◆ RECORDS TO PROCESS ◆
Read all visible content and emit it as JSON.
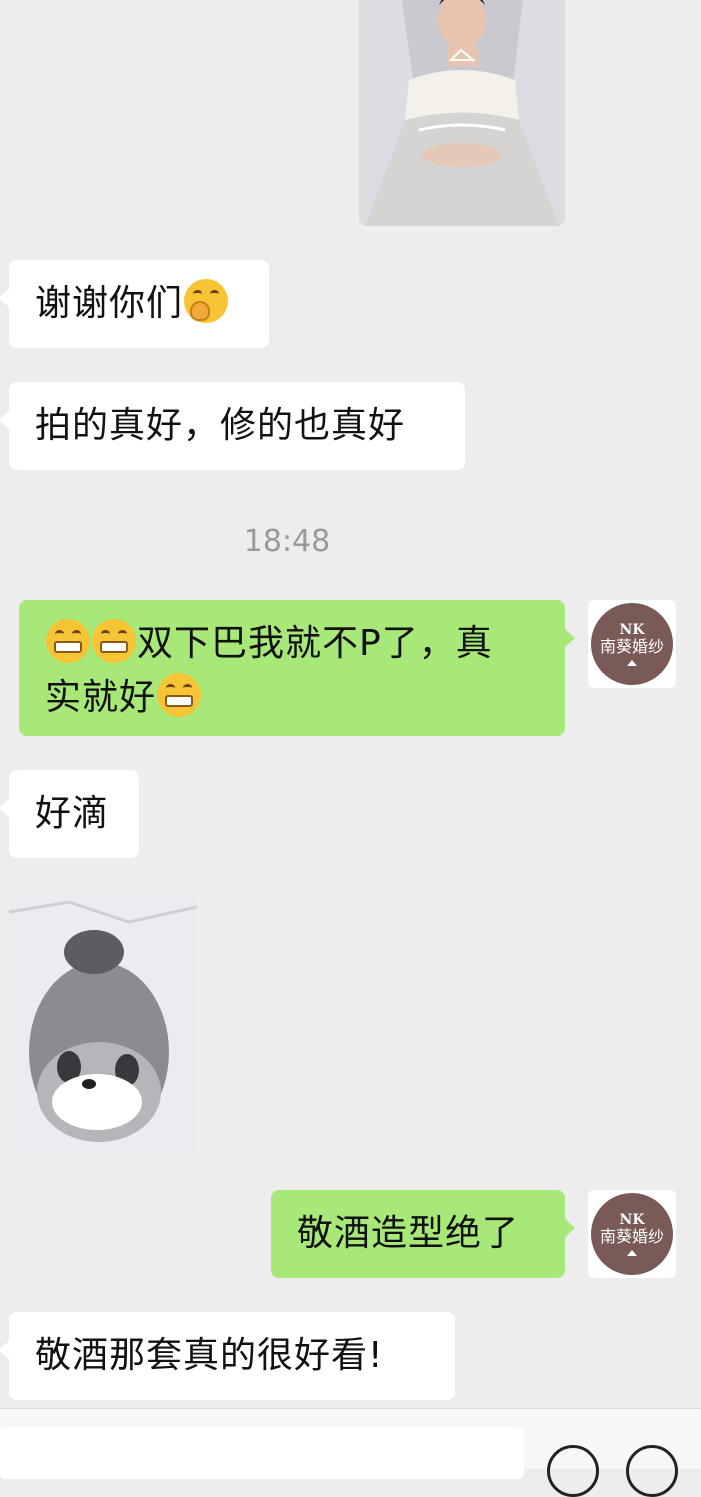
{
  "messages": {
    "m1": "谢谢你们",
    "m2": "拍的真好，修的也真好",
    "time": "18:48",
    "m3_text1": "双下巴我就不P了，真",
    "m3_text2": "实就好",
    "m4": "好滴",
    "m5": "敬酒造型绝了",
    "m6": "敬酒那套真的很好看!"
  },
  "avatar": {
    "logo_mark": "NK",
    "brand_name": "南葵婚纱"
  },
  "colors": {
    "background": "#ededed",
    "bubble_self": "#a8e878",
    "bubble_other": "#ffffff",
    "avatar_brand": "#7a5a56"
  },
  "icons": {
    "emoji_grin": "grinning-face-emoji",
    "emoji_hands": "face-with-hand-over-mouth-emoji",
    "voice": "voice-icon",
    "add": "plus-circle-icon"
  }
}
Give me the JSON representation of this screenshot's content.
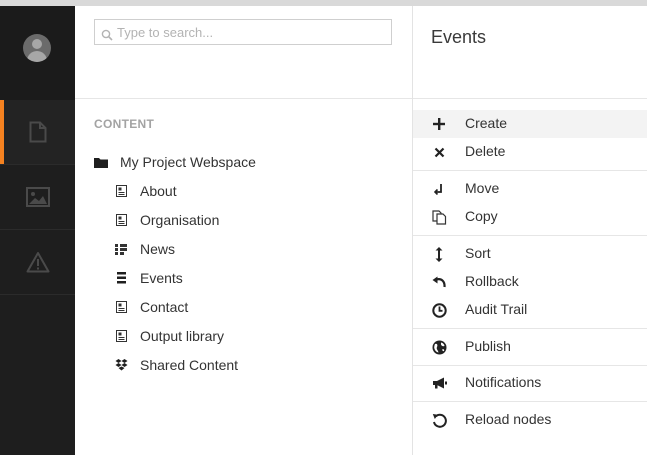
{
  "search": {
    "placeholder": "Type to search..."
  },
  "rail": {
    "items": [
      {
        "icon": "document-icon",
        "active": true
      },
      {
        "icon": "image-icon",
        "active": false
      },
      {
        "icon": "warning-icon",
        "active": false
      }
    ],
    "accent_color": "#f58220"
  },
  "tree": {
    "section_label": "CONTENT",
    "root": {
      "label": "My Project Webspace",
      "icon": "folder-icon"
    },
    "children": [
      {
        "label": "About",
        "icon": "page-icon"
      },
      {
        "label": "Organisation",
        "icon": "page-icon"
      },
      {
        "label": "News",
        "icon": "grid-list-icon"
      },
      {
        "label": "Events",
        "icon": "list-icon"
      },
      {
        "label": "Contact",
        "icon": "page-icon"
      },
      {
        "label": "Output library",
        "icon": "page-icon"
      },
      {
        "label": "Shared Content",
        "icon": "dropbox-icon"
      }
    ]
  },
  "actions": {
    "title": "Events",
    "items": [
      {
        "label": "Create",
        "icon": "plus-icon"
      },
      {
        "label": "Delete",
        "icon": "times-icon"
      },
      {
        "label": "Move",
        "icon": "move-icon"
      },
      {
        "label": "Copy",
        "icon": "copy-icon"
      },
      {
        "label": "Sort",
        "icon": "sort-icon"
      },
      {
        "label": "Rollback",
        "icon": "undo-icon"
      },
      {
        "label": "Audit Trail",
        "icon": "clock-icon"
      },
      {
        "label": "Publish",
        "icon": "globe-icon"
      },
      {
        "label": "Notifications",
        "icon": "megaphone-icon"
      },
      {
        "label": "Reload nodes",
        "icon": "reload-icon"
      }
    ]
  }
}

◆ STATED TASK ◆
Quote the material word for word, dropping any images it holds.

◆ THE RESULT ◆
Read all visible content and emit it as JSON.
{
  "messages": {
    "m1": "谢谢你们",
    "m2": "拍的真好，修的也真好",
    "time": "18:48",
    "m3_text1": "双下巴我就不P了，真",
    "m3_text2": "实就好",
    "m4": "好滴",
    "m5": "敬酒造型绝了",
    "m6": "敬酒那套真的很好看!"
  },
  "avatar": {
    "logo_mark": "NK",
    "brand_name": "南葵婚纱"
  },
  "colors": {
    "background": "#ededed",
    "bubble_self": "#a8e878",
    "bubble_other": "#ffffff",
    "avatar_brand": "#7a5a56"
  },
  "icons": {
    "emoji_grin": "grinning-face-emoji",
    "emoji_hands": "face-with-hand-over-mouth-emoji",
    "voice": "voice-icon",
    "add": "plus-circle-icon"
  }
}
Give me the JSON representation of this screenshot's content.
{
  "search": {
    "placeholder": "Type to search..."
  },
  "rail": {
    "items": [
      {
        "icon": "document-icon",
        "active": true
      },
      {
        "icon": "image-icon",
        "active": false
      },
      {
        "icon": "warning-icon",
        "active": false
      }
    ],
    "accent_color": "#f58220"
  },
  "tree": {
    "section_label": "CONTENT",
    "root": {
      "label": "My Project Webspace",
      "icon": "folder-icon"
    },
    "children": [
      {
        "label": "About",
        "icon": "page-icon"
      },
      {
        "label": "Organisation",
        "icon": "page-icon"
      },
      {
        "label": "News",
        "icon": "grid-list-icon"
      },
      {
        "label": "Events",
        "icon": "list-icon"
      },
      {
        "label": "Contact",
        "icon": "page-icon"
      },
      {
        "label": "Output library",
        "icon": "page-icon"
      },
      {
        "label": "Shared Content",
        "icon": "dropbox-icon"
      }
    ]
  },
  "actions": {
    "title": "Events",
    "items": [
      {
        "label": "Create",
        "icon": "plus-icon"
      },
      {
        "label": "Delete",
        "icon": "times-icon"
      },
      {
        "label": "Move",
        "icon": "move-icon"
      },
      {
        "label": "Copy",
        "icon": "copy-icon"
      },
      {
        "label": "Sort",
        "icon": "sort-icon"
      },
      {
        "label": "Rollback",
        "icon": "undo-icon"
      },
      {
        "label": "Audit Trail",
        "icon": "clock-icon"
      },
      {
        "label": "Publish",
        "icon": "globe-icon"
      },
      {
        "label": "Notifications",
        "icon": "megaphone-icon"
      },
      {
        "label": "Reload nodes",
        "icon": "reload-icon"
      }
    ]
  }
}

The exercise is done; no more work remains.